Texto selecionado =
________

O primeiro aspecto refere-se à natureza colaborativa da abordagem que, em princípio, influenciou as relações entre os professores participantes e os formadores que assumem o papel de dinamizar o estudo de aula, conforme ressalta João Pedro:

O estudo de aula é um processo fortemente colaborativo. E, portanto, todo estudo de aula, desde o princípio até o fim, é feito num ambiente colaborativo em que se estabelece uma relação de colaboração entre os participantes e os próprios dinamizadores. (João Pedro, maio 2017)

Marisa explicita os diferentes níveis de colaboração que marcaram as experiências em estudos de aula nas quais ela esteve envolvida e destaca especialmente a necessidade de superar algumas diferenças das responsabilidades e dos papéis assumidos pelos professores para que se estabeleça um nível de confiança favorável ao envolvimento de todos:

A questão da colaboração [envolve] vários níveis. Nós estamos a falar de um nível de colaboração que não é possível com a intervenção da universidade, [ou seja] todos os elementos estarem no mesmo nível de responsabilidade e participação. Havendo um grupo da universidade, há naturalmente ali uma certa responsabilidade extra neste grupo [...]. Portanto, não há aqui uma receita para isto, mas tem de haver um sentimento de confiança [porque] sem ter esta confiança para as pessoas exporem as suas dúvidas e seus problemas e para quererem, para participarem na discussão, eu diria que não há envolvimento. E daí dizer que se os professores participarem por vontade própria é uma ajuda fenomenal no desenvolvimento deste trabalho. (Marisa, abr. 2017)

Marisa ressalta a diversidade em um grupo colaborativo como um aspecto que pode favorecer o crescimento coletivo, entretanto enfatiza que as diferenças somente são superadas quando se estabelecer um nível de confiança entre todos. De maneira complementar, Teresa sublinha a natureza colaborativa dos estudos de aula e aponta a possibilidade de superação do individualismo nas práticas profissionais de professores, à medida que as decisões são negociadas pelo grupo e as ações são concretizadas coletivamente, de maneira partilhada e dialogada, em uma base de igualdade:

Nos estudos de aula, todo o trabalho se processa em colaboração, com o coletivo, ou seja, há recetividade para uma ampla discussão de diversos pontos de vista e valoriza-se a sua partilha e construção de novas ideias. [Na] experiência que tivemos, deparámo-nos com desafios. Os professores estão habituados a trabalhar sozinhos e têm perspetivas sobre o ensino vincadas e pessoais, e isso tem de ser negociado durante as sessões do estudo de aula. Isto processa-se através da negociação de ideias. Por vezes concorda-se, outras não. No final, há uma ideia que sobressai e que deve ser o resultado da partilha de ideias e construção de outras. (Teresa, mar. 2017)

________

Dados obtidos =

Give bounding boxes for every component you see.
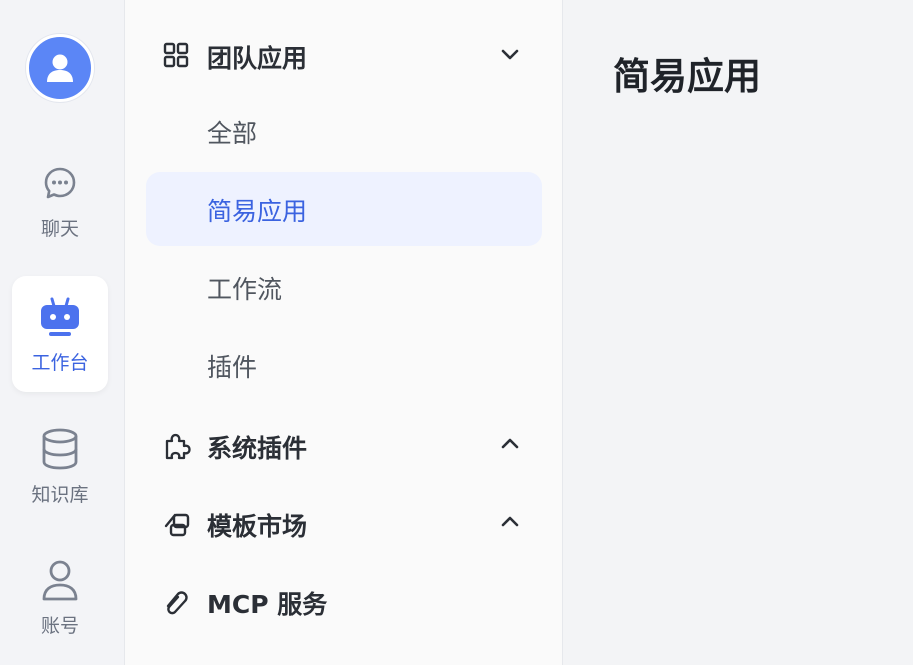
group-template-market[interactable]: 模板市场 [125, 497, 562, 547]
menu-item-simple-app[interactable]: 简易应用 [146, 172, 542, 246]
menu-item-workflow[interactable]: 工作流 [146, 250, 542, 324]
menu-item-label: 简易应用 [207, 197, 308, 226]
rail-label-chat: 聊天 [40, 218, 79, 240]
rail-item-chat[interactable]: 聊天 [12, 150, 108, 266]
rail-item-knowledge-base[interactable]: 知识库 [12, 414, 108, 530]
chat-icon [44, 167, 76, 199]
rail-item-account[interactable]: 账号 [12, 545, 108, 661]
group-system-plugins[interactable]: 系统插件 [125, 419, 562, 469]
group-team-apps[interactable]: 团队应用 [125, 29, 562, 79]
app-menu-panel: 团队应用 全部 简易应用 工作流 插件 系统插件 模板市场 MCP 服务 [125, 0, 563, 665]
group-mcp-service[interactable]: MCP 服务 [125, 575, 562, 625]
group-label: 团队应用 [207, 44, 308, 73]
rail-label-account: 账号 [40, 615, 79, 637]
main-content: 简易应用 [563, 0, 913, 665]
puzzle-icon [165, 433, 191, 460]
menu-item-label: 全部 [207, 119, 258, 148]
chevron-down-icon[interactable] [499, 43, 521, 65]
avatar[interactable] [26, 34, 94, 102]
group-label: MCP 服务 [207, 590, 328, 619]
menu-item-all[interactable]: 全部 [146, 94, 542, 168]
user-icon [42, 560, 78, 601]
template-icon [164, 513, 190, 537]
link-icon [166, 591, 188, 615]
group-label: 系统插件 [207, 434, 308, 463]
user-avatar-icon [47, 54, 73, 82]
chevron-up-icon[interactable] [499, 511, 521, 533]
grid-icon [163, 42, 189, 68]
menu-item-plugins[interactable]: 插件 [146, 328, 542, 402]
menu-item-label: 工作流 [207, 275, 283, 304]
database-icon [42, 428, 78, 470]
group-label: 模板市场 [207, 512, 308, 541]
left-rail: 聊天 工作台 知识库 账号 [0, 0, 125, 665]
robot-icon [41, 297, 79, 336]
page-title: 简易应用 [613, 55, 761, 98]
menu-item-label: 插件 [207, 353, 258, 382]
rail-label-knowledge-base: 知识库 [31, 484, 89, 506]
rail-item-workbench[interactable]: 工作台 [12, 276, 108, 392]
rail-label-workbench: 工作台 [31, 352, 89, 374]
chevron-up-icon[interactable] [499, 433, 521, 455]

________

Exercício proposto =
Transcreva, do texto sobre a colaboração nos estudos de aula, o trecho que vai de "Nos estudos de" até "(Teresa, mar. 2017)".

Resposta do exercício =
Nos estudos de aula, todo o trabalho se processa em colaboração, com o coletivo, ou seja, há recetividade para uma ampla discussão de diversos pontos de vista e valoriza-se a sua partilha e construção de novas ideias. [Na] experiência que tivemos, deparámo-nos com desafios. Os professores estão habituados a trabalhar sozinhos e têm perspetivas sobre o ensino vincadas e pessoais, e isso tem de ser negociado durante as sessões do estudo de aula. Isto processa-se através da negociação de ideias. Por vezes concorda-se, outras não. No final, há uma ideia que sobressai e que deve ser o resultado da partilha de ideias e construção de outras. (Teresa, mar. 2017)